What the task asks: Repeat each entry word for word. Leave any images out of the copy.

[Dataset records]
⁂
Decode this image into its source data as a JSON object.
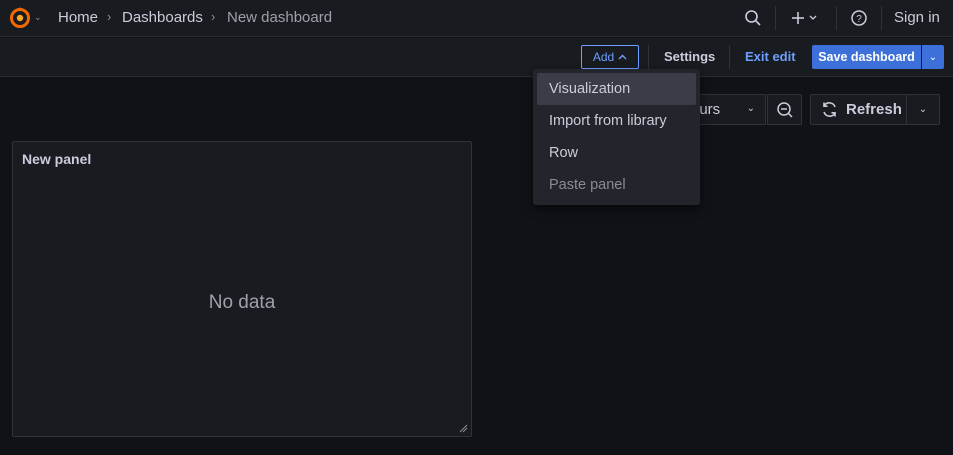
{
  "colors": {
    "background": "#111217",
    "bar": "#181b1f",
    "primary": "#3d71d9",
    "link": "#6e9fff",
    "logo": "#f46800"
  },
  "topbar": {
    "logo_icon": "grafana-logo",
    "breadcrumbs": [
      "Home",
      "Dashboards",
      "New dashboard"
    ],
    "icons": [
      "search-icon",
      "plus-icon",
      "help-icon"
    ],
    "sign_in": "Sign in"
  },
  "toolbar": {
    "add_label": "Add",
    "settings_label": "Settings",
    "exit_edit_label": "Exit edit",
    "save_label": "Save dashboard"
  },
  "controls": {
    "time_range_partial": "ours",
    "refresh_label": "Refresh"
  },
  "add_menu": {
    "items": [
      {
        "label": "Visualization",
        "state": "highlighted"
      },
      {
        "label": "Import from library",
        "state": "normal"
      },
      {
        "label": "Row",
        "state": "normal"
      },
      {
        "label": "Paste panel",
        "state": "disabled"
      }
    ]
  },
  "panel": {
    "title": "New panel",
    "empty_text": "No data"
  }
}
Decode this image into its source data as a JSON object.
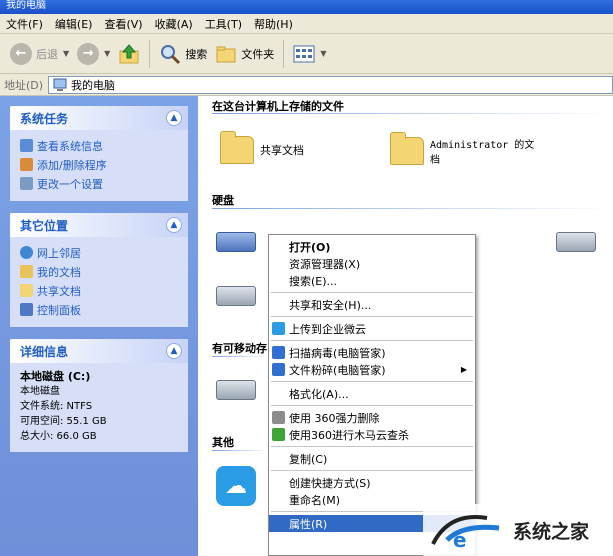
{
  "window": {
    "title": "我的电脑"
  },
  "menubar": [
    "文件(F)",
    "编辑(E)",
    "查看(V)",
    "收藏(A)",
    "工具(T)",
    "帮助(H)"
  ],
  "toolbar": {
    "back": "后退",
    "search": "搜索",
    "folders": "文件夹"
  },
  "address": {
    "label": "地址(D)",
    "value": "我的电脑"
  },
  "left": {
    "system_tasks": {
      "title": "系统任务",
      "items": [
        "查看系统信息",
        "添加/删除程序",
        "更改一个设置"
      ]
    },
    "other_places": {
      "title": "其它位置",
      "items": [
        "网上邻居",
        "我的文档",
        "共享文档",
        "控制面板"
      ]
    },
    "details": {
      "title": "详细信息",
      "name": "本地磁盘 (C:)",
      "type": "本地磁盘",
      "fs": "文件系统: NTFS",
      "free": "可用空间: 55.1 GB",
      "total": "总大小: 66.0 GB"
    }
  },
  "content": {
    "stored_files_header": "在这台计算机上存储的文件",
    "shared_docs": "共享文档",
    "admin_docs": "Administrator 的文档",
    "hard_disks_header": "硬盘",
    "partial_drive_label": ":)",
    "removable_header": "有可移动存",
    "other_header": "其他"
  },
  "context_menu": {
    "items": [
      {
        "label": "打开(O)",
        "bold": true
      },
      {
        "label": "资源管理器(X)"
      },
      {
        "label": "搜索(E)..."
      },
      {
        "sep": true
      },
      {
        "label": "共享和安全(H)..."
      },
      {
        "sep": true
      },
      {
        "label": "上传到企业微云",
        "icon": "cloud-icon"
      },
      {
        "sep": true
      },
      {
        "label": "扫描病毒(电脑管家)",
        "icon": "shield-icon"
      },
      {
        "label": "文件粉碎(电脑管家)",
        "icon": "shield-icon",
        "submenu": true
      },
      {
        "sep": true
      },
      {
        "label": "格式化(A)..."
      },
      {
        "sep": true
      },
      {
        "label": "使用 360强力删除",
        "icon": "trash-icon"
      },
      {
        "label": "使用360进行木马云查杀",
        "icon": "360-icon"
      },
      {
        "sep": true
      },
      {
        "label": "复制(C)"
      },
      {
        "sep": true
      },
      {
        "label": "创建快捷方式(S)"
      },
      {
        "label": "重命名(M)"
      },
      {
        "sep": true
      },
      {
        "label": "属性(R)",
        "selected": true
      }
    ]
  },
  "watermark": {
    "text": "系统之家"
  },
  "colors": {
    "selection": "#316ac5",
    "link": "#215dc6",
    "pane": "#7ba2e7"
  }
}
⁂
Result below:
Decode this image into its source data as a JSON object.
{
  "colors": {
    "background": "#111217",
    "bar": "#181b1f",
    "primary": "#3d71d9",
    "link": "#6e9fff",
    "logo": "#f46800"
  },
  "topbar": {
    "logo_icon": "grafana-logo",
    "breadcrumbs": [
      "Home",
      "Dashboards",
      "New dashboard"
    ],
    "icons": [
      "search-icon",
      "plus-icon",
      "help-icon"
    ],
    "sign_in": "Sign in"
  },
  "toolbar": {
    "add_label": "Add",
    "settings_label": "Settings",
    "exit_edit_label": "Exit edit",
    "save_label": "Save dashboard"
  },
  "controls": {
    "time_range_partial": "ours",
    "refresh_label": "Refresh"
  },
  "add_menu": {
    "items": [
      {
        "label": "Visualization",
        "state": "highlighted"
      },
      {
        "label": "Import from library",
        "state": "normal"
      },
      {
        "label": "Row",
        "state": "normal"
      },
      {
        "label": "Paste panel",
        "state": "disabled"
      }
    ]
  },
  "panel": {
    "title": "New panel",
    "empty_text": "No data"
  }
}
Decode this image into its source data as a JSON object.
{
  "window": {
    "title": "我的电脑"
  },
  "menubar": [
    "文件(F)",
    "编辑(E)",
    "查看(V)",
    "收藏(A)",
    "工具(T)",
    "帮助(H)"
  ],
  "toolbar": {
    "back": "后退",
    "search": "搜索",
    "folders": "文件夹"
  },
  "address": {
    "label": "地址(D)",
    "value": "我的电脑"
  },
  "left": {
    "system_tasks": {
      "title": "系统任务",
      "items": [
        "查看系统信息",
        "添加/删除程序",
        "更改一个设置"
      ]
    },
    "other_places": {
      "title": "其它位置",
      "items": [
        "网上邻居",
        "我的文档",
        "共享文档",
        "控制面板"
      ]
    },
    "details": {
      "title": "详细信息",
      "name": "本地磁盘 (C:)",
      "type": "本地磁盘",
      "fs": "文件系统: NTFS",
      "free": "可用空间: 55.1 GB",
      "total": "总大小: 66.0 GB"
    }
  },
  "content": {
    "stored_files_header": "在这台计算机上存储的文件",
    "shared_docs": "共享文档",
    "admin_docs": "Administrator 的文档",
    "hard_disks_header": "硬盘",
    "partial_drive_label": ":)",
    "removable_header": "有可移动存",
    "other_header": "其他"
  },
  "context_menu": {
    "items": [
      {
        "label": "打开(O)",
        "bold": true
      },
      {
        "label": "资源管理器(X)"
      },
      {
        "label": "搜索(E)..."
      },
      {
        "sep": true
      },
      {
        "label": "共享和安全(H)..."
      },
      {
        "sep": true
      },
      {
        "label": "上传到企业微云",
        "icon": "cloud-icon"
      },
      {
        "sep": true
      },
      {
        "label": "扫描病毒(电脑管家)",
        "icon": "shield-icon"
      },
      {
        "label": "文件粉碎(电脑管家)",
        "icon": "shield-icon",
        "submenu": true
      },
      {
        "sep": true
      },
      {
        "label": "格式化(A)..."
      },
      {
        "sep": true
      },
      {
        "label": "使用 360强力删除",
        "icon": "trash-icon"
      },
      {
        "label": "使用360进行木马云查杀",
        "icon": "360-icon"
      },
      {
        "sep": true
      },
      {
        "label": "复制(C)"
      },
      {
        "sep": true
      },
      {
        "label": "创建快捷方式(S)"
      },
      {
        "label": "重命名(M)"
      },
      {
        "sep": true
      },
      {
        "label": "属性(R)",
        "selected": true
      }
    ]
  },
  "watermark": {
    "text": "系统之家"
  },
  "colors": {
    "selection": "#316ac5",
    "link": "#215dc6",
    "pane": "#7ba2e7"
  }
}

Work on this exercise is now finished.